Task statement: Determine the number of lines containing the word "JSON", and state that figure alone.
begin Working data
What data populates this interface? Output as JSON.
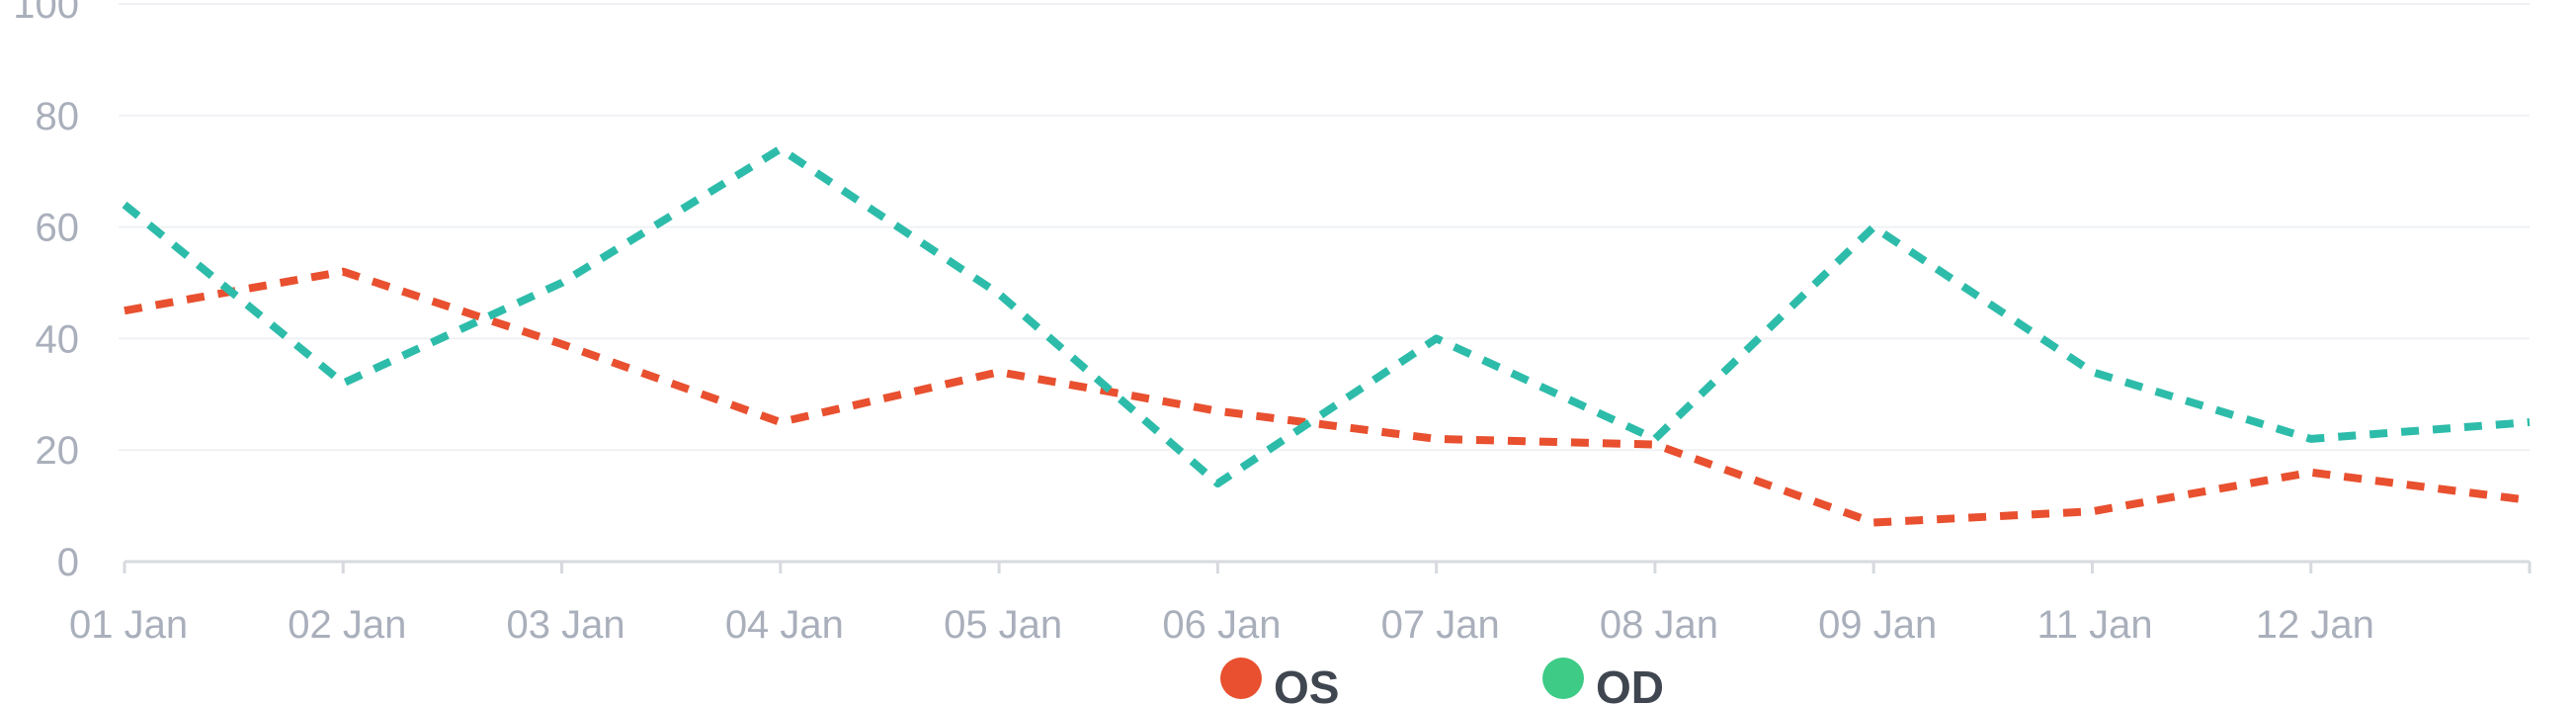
{
  "chart_data": {
    "type": "line",
    "categories": [
      "01 Jan",
      "02 Jan",
      "03 Jan",
      "04 Jan",
      "05 Jan",
      "06 Jan",
      "07 Jan",
      "08 Jan",
      "09 Jan",
      "11 Jan",
      "12 Jan",
      ""
    ],
    "series": [
      {
        "name": "OS",
        "color": "#e8502f",
        "values": [
          45,
          52,
          39,
          25,
          34,
          27,
          22,
          21,
          7,
          9,
          16,
          11
        ]
      },
      {
        "name": "OD",
        "color": "#2ebcaa",
        "legend_color": "#3ecb86",
        "values": [
          64,
          32,
          50,
          74,
          48,
          14,
          40,
          22,
          60,
          34,
          22,
          25
        ]
      }
    ],
    "ylim": [
      0,
      100
    ],
    "yticks": [
      0,
      20,
      40,
      60,
      80,
      100
    ],
    "grid": true,
    "line_style": "dashed",
    "legend_position": "bottom-center",
    "title": "",
    "xlabel": "",
    "ylabel": ""
  }
}
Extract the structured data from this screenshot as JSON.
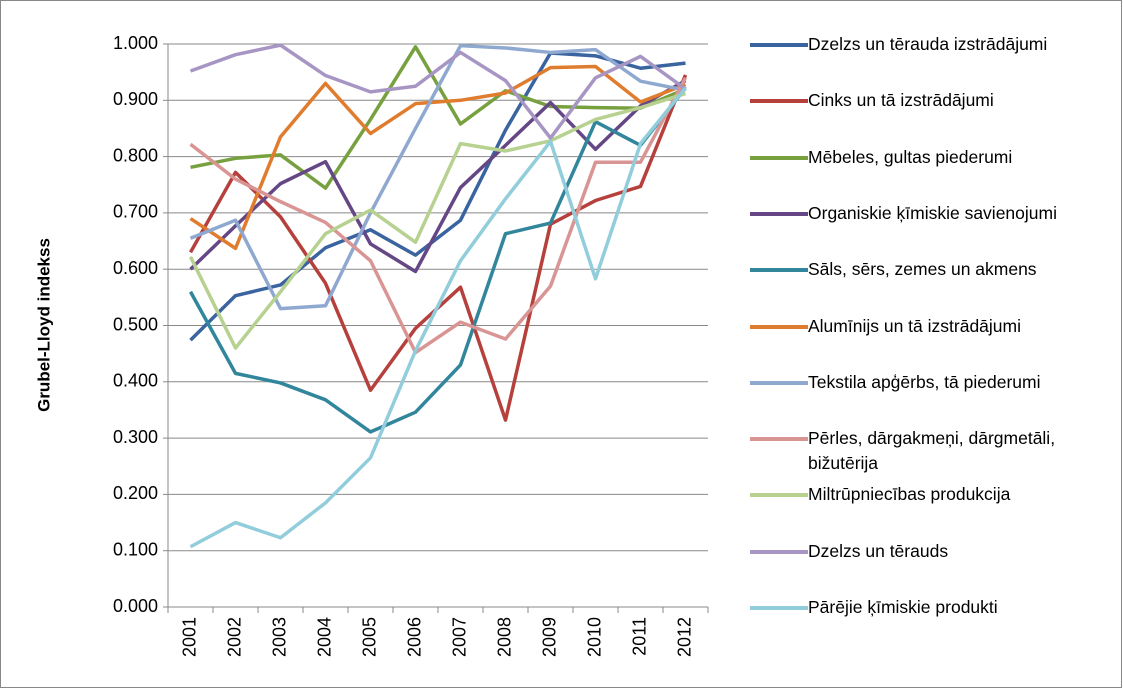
{
  "chart_data": {
    "type": "line",
    "y_label": "Grubel-Lloyd indekss",
    "categories": [
      "2001",
      "2002",
      "2003",
      "2004",
      "2005",
      "2006",
      "2007",
      "2008",
      "2009",
      "2010",
      "2011",
      "2012"
    ],
    "ylim": [
      0,
      1
    ],
    "yticks": [
      {
        "value": 0,
        "label": "0.000"
      },
      {
        "value": 0.1,
        "label": "0.100"
      },
      {
        "value": 0.2,
        "label": "0.200"
      },
      {
        "value": 0.3,
        "label": "0.300"
      },
      {
        "value": 0.4,
        "label": "0.400"
      },
      {
        "value": 0.5,
        "label": "0.500"
      },
      {
        "value": 0.6,
        "label": "0.600"
      },
      {
        "value": 0.7,
        "label": "0.700"
      },
      {
        "value": 0.8,
        "label": "0.800"
      },
      {
        "value": 0.9,
        "label": "0.900"
      },
      {
        "value": 1,
        "label": "1.000"
      }
    ],
    "grid": true,
    "legend": "right",
    "series": [
      {
        "name": "Dzelzs un tērauda izstrādājumi",
        "color": "#3a64a0",
        "values": [
          0.474,
          0.553,
          0.572,
          0.638,
          0.67,
          0.625,
          0.687,
          0.847,
          0.984,
          0.979,
          0.957,
          0.966
        ]
      },
      {
        "name": "Cinks un tā izstrādājumi",
        "color": "#b5403c",
        "values": [
          0.63,
          0.772,
          0.693,
          0.575,
          0.385,
          0.495,
          0.568,
          0.332,
          0.68,
          0.722,
          0.747,
          0.945
        ]
      },
      {
        "name": "Mēbeles, gultas piederumi",
        "color": "#77a03f",
        "values": [
          0.781,
          0.797,
          0.803,
          0.744,
          0.866,
          0.995,
          0.858,
          0.917,
          0.889,
          0.887,
          0.886,
          0.92
        ]
      },
      {
        "name": "Organiskie ķīmiskie savienojumi",
        "color": "#664786",
        "values": [
          0.6,
          0.677,
          0.752,
          0.791,
          0.645,
          0.596,
          0.745,
          0.82,
          0.896,
          0.813,
          0.89,
          0.935
        ]
      },
      {
        "name": "Sāls, sērs, zemes un akmens",
        "color": "#31869c",
        "values": [
          0.56,
          0.415,
          0.398,
          0.368,
          0.311,
          0.346,
          0.43,
          0.663,
          0.682,
          0.862,
          0.82,
          0.922
        ]
      },
      {
        "name": "Alumīnijs un tā izstrādājumi",
        "color": "#e07c2e",
        "values": [
          0.69,
          0.637,
          0.835,
          0.93,
          0.841,
          0.894,
          0.9,
          0.913,
          0.958,
          0.96,
          0.897,
          0.928
        ]
      },
      {
        "name": "Tekstila apģērbs, tā piederumi",
        "color": "#8fa8d0",
        "values": [
          0.655,
          0.687,
          0.53,
          0.535,
          0.7,
          0.85,
          0.997,
          0.993,
          0.985,
          0.99,
          0.934,
          0.918
        ]
      },
      {
        "name": "Pērles, dārgakmeņi, dārgmetāli, bižutērija",
        "color": "#d89594",
        "values": [
          0.822,
          0.76,
          0.72,
          0.683,
          0.615,
          0.452,
          0.506,
          0.476,
          0.57,
          0.79,
          0.79,
          0.94
        ]
      },
      {
        "name": "Miltrūpniecības produkcija",
        "color": "#b7d190",
        "values": [
          0.622,
          0.46,
          0.56,
          0.663,
          0.705,
          0.648,
          0.823,
          0.81,
          0.828,
          0.866,
          0.887,
          0.912
        ]
      },
      {
        "name": "Dzelzs un tērauds",
        "color": "#a795c4",
        "values": [
          0.952,
          0.981,
          0.998,
          0.944,
          0.915,
          0.925,
          0.985,
          0.935,
          0.833,
          0.94,
          0.978,
          0.92
        ]
      },
      {
        "name": "Pārējie ķīmiskie produkti",
        "color": "#92cddc",
        "values": [
          0.107,
          0.15,
          0.123,
          0.185,
          0.265,
          0.455,
          0.615,
          0.725,
          0.827,
          0.583,
          0.823,
          0.922
        ]
      }
    ]
  }
}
end Working data
Task solution: 2